══ Task data

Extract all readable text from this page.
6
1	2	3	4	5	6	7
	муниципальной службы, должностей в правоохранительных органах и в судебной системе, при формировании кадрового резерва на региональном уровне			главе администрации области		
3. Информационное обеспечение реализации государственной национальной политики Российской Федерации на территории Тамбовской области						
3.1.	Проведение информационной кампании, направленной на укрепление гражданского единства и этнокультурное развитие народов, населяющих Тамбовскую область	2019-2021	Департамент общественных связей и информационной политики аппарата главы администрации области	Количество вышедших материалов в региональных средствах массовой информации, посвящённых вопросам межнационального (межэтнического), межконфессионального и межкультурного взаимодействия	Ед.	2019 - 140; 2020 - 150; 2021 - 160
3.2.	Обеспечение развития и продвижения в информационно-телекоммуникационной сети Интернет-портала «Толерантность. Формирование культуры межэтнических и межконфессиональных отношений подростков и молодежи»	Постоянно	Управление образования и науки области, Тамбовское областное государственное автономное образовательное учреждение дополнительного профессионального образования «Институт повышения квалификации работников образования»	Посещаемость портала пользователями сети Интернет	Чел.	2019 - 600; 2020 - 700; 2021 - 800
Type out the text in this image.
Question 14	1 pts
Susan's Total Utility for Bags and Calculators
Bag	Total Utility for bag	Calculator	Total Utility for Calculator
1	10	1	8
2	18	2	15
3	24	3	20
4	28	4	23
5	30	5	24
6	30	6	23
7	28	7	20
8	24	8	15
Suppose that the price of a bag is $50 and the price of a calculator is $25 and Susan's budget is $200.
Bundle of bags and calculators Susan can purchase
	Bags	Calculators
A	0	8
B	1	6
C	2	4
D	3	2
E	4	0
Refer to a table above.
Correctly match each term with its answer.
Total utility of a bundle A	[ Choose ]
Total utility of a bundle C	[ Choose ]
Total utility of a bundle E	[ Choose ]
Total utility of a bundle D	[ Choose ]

════

_What the task asks_: Give again only the lines of the material above that run from the one with "Type out the text in this image." through the end, both included, exactly as they appear.

_Full output_:
Type out the text in this image.
Question 14	1 pts
Susan's Total Utility for Bags and Calculators
Bag	Total Utility for bag	Calculator	Total Utility for Calculator
1	10	1	8
2	18	2	15
3	24	3	20
4	28	4	23
5	30	5	24
6	30	6	23
7	28	7	20
8	24	8	15
Suppose that the price of a bag is $50 and the price of a calculator is $25 and Susan's budget is $200.
Bundle of bags and calculators Susan can purchase
	Bags	Calculators
A	0	8
B	1	6
C	2	4
D	3	2
E	4	0
Refer to a table above.
Correctly match each term with its answer.
Total utility of a bundle A	[ Choose ]
Total utility of a bundle C	[ Choose ]
Total utility of a bundle E	[ Choose ]
Total utility of a bundle D	[ Choose ]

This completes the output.